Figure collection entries
-- BEGIN --

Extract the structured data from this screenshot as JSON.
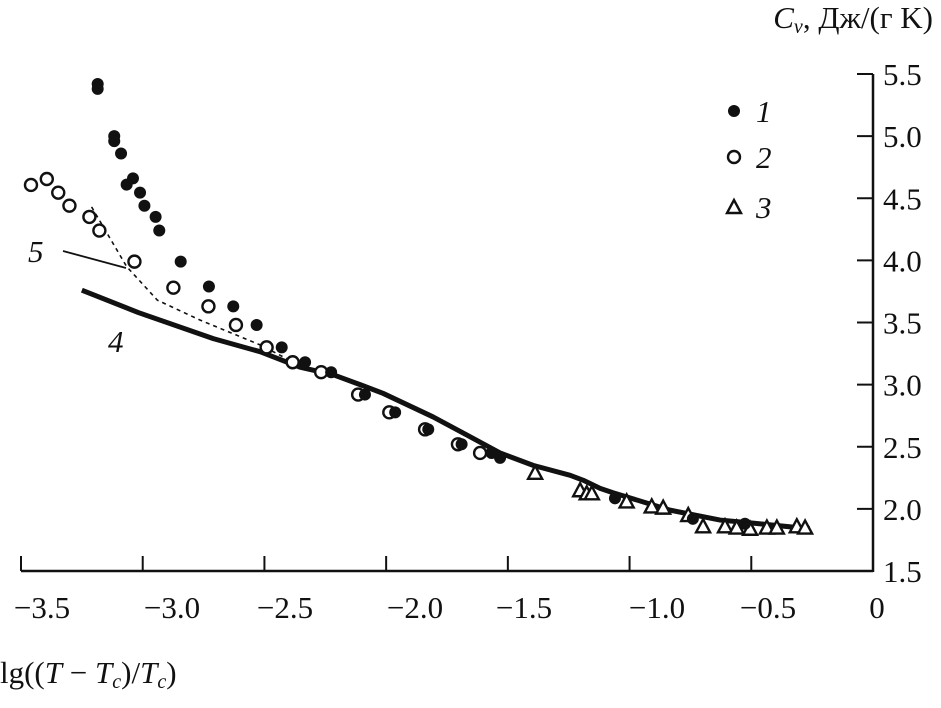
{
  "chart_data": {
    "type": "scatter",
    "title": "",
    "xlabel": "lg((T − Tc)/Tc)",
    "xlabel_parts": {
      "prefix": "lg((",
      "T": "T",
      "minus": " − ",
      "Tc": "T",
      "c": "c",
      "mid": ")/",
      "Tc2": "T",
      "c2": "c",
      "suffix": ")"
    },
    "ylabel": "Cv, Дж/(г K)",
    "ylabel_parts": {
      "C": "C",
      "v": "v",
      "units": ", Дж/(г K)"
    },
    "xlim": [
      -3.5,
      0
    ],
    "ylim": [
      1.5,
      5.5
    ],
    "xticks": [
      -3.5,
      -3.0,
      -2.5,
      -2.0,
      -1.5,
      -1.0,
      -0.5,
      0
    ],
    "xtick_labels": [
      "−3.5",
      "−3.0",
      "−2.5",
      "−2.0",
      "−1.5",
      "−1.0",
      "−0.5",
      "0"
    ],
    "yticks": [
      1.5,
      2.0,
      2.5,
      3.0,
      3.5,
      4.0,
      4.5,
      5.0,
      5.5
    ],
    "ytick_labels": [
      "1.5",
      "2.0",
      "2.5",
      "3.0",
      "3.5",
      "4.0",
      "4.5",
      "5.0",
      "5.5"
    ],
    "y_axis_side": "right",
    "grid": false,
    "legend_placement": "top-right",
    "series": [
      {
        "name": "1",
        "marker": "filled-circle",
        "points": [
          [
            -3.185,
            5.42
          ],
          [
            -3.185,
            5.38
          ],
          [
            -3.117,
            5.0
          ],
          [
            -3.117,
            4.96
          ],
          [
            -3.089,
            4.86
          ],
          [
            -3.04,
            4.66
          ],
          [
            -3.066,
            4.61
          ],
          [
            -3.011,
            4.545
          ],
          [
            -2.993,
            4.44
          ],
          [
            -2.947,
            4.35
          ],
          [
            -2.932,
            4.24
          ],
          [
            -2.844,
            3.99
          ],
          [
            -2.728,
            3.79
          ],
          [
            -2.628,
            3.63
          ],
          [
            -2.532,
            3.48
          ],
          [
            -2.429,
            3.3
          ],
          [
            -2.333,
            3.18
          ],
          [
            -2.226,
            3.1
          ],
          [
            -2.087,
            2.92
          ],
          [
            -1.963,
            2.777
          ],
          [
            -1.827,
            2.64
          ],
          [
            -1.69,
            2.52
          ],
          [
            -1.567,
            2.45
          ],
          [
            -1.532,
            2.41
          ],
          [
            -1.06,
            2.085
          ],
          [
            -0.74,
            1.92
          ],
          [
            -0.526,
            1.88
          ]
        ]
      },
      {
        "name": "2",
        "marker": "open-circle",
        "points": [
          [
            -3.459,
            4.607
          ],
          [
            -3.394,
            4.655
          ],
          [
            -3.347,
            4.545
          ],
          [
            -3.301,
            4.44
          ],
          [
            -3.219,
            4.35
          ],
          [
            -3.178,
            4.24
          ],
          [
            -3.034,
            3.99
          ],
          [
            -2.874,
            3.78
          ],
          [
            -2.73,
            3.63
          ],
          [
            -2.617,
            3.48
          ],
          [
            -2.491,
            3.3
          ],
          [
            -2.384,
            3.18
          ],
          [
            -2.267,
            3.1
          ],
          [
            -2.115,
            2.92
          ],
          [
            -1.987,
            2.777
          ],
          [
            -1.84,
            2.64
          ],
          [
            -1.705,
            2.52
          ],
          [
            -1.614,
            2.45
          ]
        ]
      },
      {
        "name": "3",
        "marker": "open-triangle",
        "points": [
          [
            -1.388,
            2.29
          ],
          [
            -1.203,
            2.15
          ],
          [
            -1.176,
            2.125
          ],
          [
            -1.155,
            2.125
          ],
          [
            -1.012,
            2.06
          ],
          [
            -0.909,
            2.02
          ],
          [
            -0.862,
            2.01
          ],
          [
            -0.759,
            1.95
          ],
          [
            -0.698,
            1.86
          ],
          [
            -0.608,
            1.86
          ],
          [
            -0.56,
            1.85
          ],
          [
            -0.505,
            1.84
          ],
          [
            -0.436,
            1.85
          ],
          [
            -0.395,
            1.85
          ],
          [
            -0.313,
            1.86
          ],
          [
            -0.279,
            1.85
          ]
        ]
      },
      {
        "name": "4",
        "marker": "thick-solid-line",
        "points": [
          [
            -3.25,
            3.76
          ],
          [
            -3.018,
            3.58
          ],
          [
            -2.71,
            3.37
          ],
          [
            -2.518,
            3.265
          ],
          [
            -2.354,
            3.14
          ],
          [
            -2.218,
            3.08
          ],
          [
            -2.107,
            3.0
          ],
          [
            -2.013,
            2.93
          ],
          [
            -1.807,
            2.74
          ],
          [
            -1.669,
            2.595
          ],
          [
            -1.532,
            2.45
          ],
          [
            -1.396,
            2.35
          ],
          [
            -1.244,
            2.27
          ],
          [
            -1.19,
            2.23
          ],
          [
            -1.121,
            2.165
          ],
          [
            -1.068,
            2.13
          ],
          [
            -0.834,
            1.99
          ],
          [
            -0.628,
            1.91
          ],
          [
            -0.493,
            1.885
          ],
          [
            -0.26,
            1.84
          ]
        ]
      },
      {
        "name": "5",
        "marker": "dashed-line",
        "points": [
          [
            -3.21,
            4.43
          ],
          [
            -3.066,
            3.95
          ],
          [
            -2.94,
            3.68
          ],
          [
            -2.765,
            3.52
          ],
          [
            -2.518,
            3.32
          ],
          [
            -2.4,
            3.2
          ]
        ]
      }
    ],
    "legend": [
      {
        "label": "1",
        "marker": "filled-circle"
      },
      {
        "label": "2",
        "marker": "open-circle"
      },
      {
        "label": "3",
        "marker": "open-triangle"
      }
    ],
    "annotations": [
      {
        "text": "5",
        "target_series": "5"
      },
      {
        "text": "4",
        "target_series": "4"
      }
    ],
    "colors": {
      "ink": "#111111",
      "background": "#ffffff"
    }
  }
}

-- END --

OBJECTIVE: All of the material above is to be copied exactly, except for its images.

FINISHED EXERCISE:
Extract the structured data from this screenshot as JSON.
{
  "chart_data": {
    "type": "scatter",
    "title": "",
    "xlabel": "lg((T − Tc)/Tc)",
    "xlabel_parts": {
      "prefix": "lg((",
      "T": "T",
      "minus": " − ",
      "Tc": "T",
      "c": "c",
      "mid": ")/",
      "Tc2": "T",
      "c2": "c",
      "suffix": ")"
    },
    "ylabel": "Cv, Дж/(г K)",
    "ylabel_parts": {
      "C": "C",
      "v": "v",
      "units": ", Дж/(г K)"
    },
    "xlim": [
      -3.5,
      0
    ],
    "ylim": [
      1.5,
      5.5
    ],
    "xticks": [
      -3.5,
      -3.0,
      -2.5,
      -2.0,
      -1.5,
      -1.0,
      -0.5,
      0
    ],
    "xtick_labels": [
      "−3.5",
      "−3.0",
      "−2.5",
      "−2.0",
      "−1.5",
      "−1.0",
      "−0.5",
      "0"
    ],
    "yticks": [
      1.5,
      2.0,
      2.5,
      3.0,
      3.5,
      4.0,
      4.5,
      5.0,
      5.5
    ],
    "ytick_labels": [
      "1.5",
      "2.0",
      "2.5",
      "3.0",
      "3.5",
      "4.0",
      "4.5",
      "5.0",
      "5.5"
    ],
    "y_axis_side": "right",
    "grid": false,
    "legend_placement": "top-right",
    "series": [
      {
        "name": "1",
        "marker": "filled-circle",
        "points": [
          [
            -3.185,
            5.42
          ],
          [
            -3.185,
            5.38
          ],
          [
            -3.117,
            5.0
          ],
          [
            -3.117,
            4.96
          ],
          [
            -3.089,
            4.86
          ],
          [
            -3.04,
            4.66
          ],
          [
            -3.066,
            4.61
          ],
          [
            -3.011,
            4.545
          ],
          [
            -2.993,
            4.44
          ],
          [
            -2.947,
            4.35
          ],
          [
            -2.932,
            4.24
          ],
          [
            -2.844,
            3.99
          ],
          [
            -2.728,
            3.79
          ],
          [
            -2.628,
            3.63
          ],
          [
            -2.532,
            3.48
          ],
          [
            -2.429,
            3.3
          ],
          [
            -2.333,
            3.18
          ],
          [
            -2.226,
            3.1
          ],
          [
            -2.087,
            2.92
          ],
          [
            -1.963,
            2.777
          ],
          [
            -1.827,
            2.64
          ],
          [
            -1.69,
            2.52
          ],
          [
            -1.567,
            2.45
          ],
          [
            -1.532,
            2.41
          ],
          [
            -1.06,
            2.085
          ],
          [
            -0.74,
            1.92
          ],
          [
            -0.526,
            1.88
          ]
        ]
      },
      {
        "name": "2",
        "marker": "open-circle",
        "points": [
          [
            -3.459,
            4.607
          ],
          [
            -3.394,
            4.655
          ],
          [
            -3.347,
            4.545
          ],
          [
            -3.301,
            4.44
          ],
          [
            -3.219,
            4.35
          ],
          [
            -3.178,
            4.24
          ],
          [
            -3.034,
            3.99
          ],
          [
            -2.874,
            3.78
          ],
          [
            -2.73,
            3.63
          ],
          [
            -2.617,
            3.48
          ],
          [
            -2.491,
            3.3
          ],
          [
            -2.384,
            3.18
          ],
          [
            -2.267,
            3.1
          ],
          [
            -2.115,
            2.92
          ],
          [
            -1.987,
            2.777
          ],
          [
            -1.84,
            2.64
          ],
          [
            -1.705,
            2.52
          ],
          [
            -1.614,
            2.45
          ]
        ]
      },
      {
        "name": "3",
        "marker": "open-triangle",
        "points": [
          [
            -1.388,
            2.29
          ],
          [
            -1.203,
            2.15
          ],
          [
            -1.176,
            2.125
          ],
          [
            -1.155,
            2.125
          ],
          [
            -1.012,
            2.06
          ],
          [
            -0.909,
            2.02
          ],
          [
            -0.862,
            2.01
          ],
          [
            -0.759,
            1.95
          ],
          [
            -0.698,
            1.86
          ],
          [
            -0.608,
            1.86
          ],
          [
            -0.56,
            1.85
          ],
          [
            -0.505,
            1.84
          ],
          [
            -0.436,
            1.85
          ],
          [
            -0.395,
            1.85
          ],
          [
            -0.313,
            1.86
          ],
          [
            -0.279,
            1.85
          ]
        ]
      },
      {
        "name": "4",
        "marker": "thick-solid-line",
        "points": [
          [
            -3.25,
            3.76
          ],
          [
            -3.018,
            3.58
          ],
          [
            -2.71,
            3.37
          ],
          [
            -2.518,
            3.265
          ],
          [
            -2.354,
            3.14
          ],
          [
            -2.218,
            3.08
          ],
          [
            -2.107,
            3.0
          ],
          [
            -2.013,
            2.93
          ],
          [
            -1.807,
            2.74
          ],
          [
            -1.669,
            2.595
          ],
          [
            -1.532,
            2.45
          ],
          [
            -1.396,
            2.35
          ],
          [
            -1.244,
            2.27
          ],
          [
            -1.19,
            2.23
          ],
          [
            -1.121,
            2.165
          ],
          [
            -1.068,
            2.13
          ],
          [
            -0.834,
            1.99
          ],
          [
            -0.628,
            1.91
          ],
          [
            -0.493,
            1.885
          ],
          [
            -0.26,
            1.84
          ]
        ]
      },
      {
        "name": "5",
        "marker": "dashed-line",
        "points": [
          [
            -3.21,
            4.43
          ],
          [
            -3.066,
            3.95
          ],
          [
            -2.94,
            3.68
          ],
          [
            -2.765,
            3.52
          ],
          [
            -2.518,
            3.32
          ],
          [
            -2.4,
            3.2
          ]
        ]
      }
    ],
    "legend": [
      {
        "label": "1",
        "marker": "filled-circle"
      },
      {
        "label": "2",
        "marker": "open-circle"
      },
      {
        "label": "3",
        "marker": "open-triangle"
      }
    ],
    "annotations": [
      {
        "text": "5",
        "target_series": "5"
      },
      {
        "text": "4",
        "target_series": "4"
      }
    ],
    "colors": {
      "ink": "#111111",
      "background": "#ffffff"
    }
  }
}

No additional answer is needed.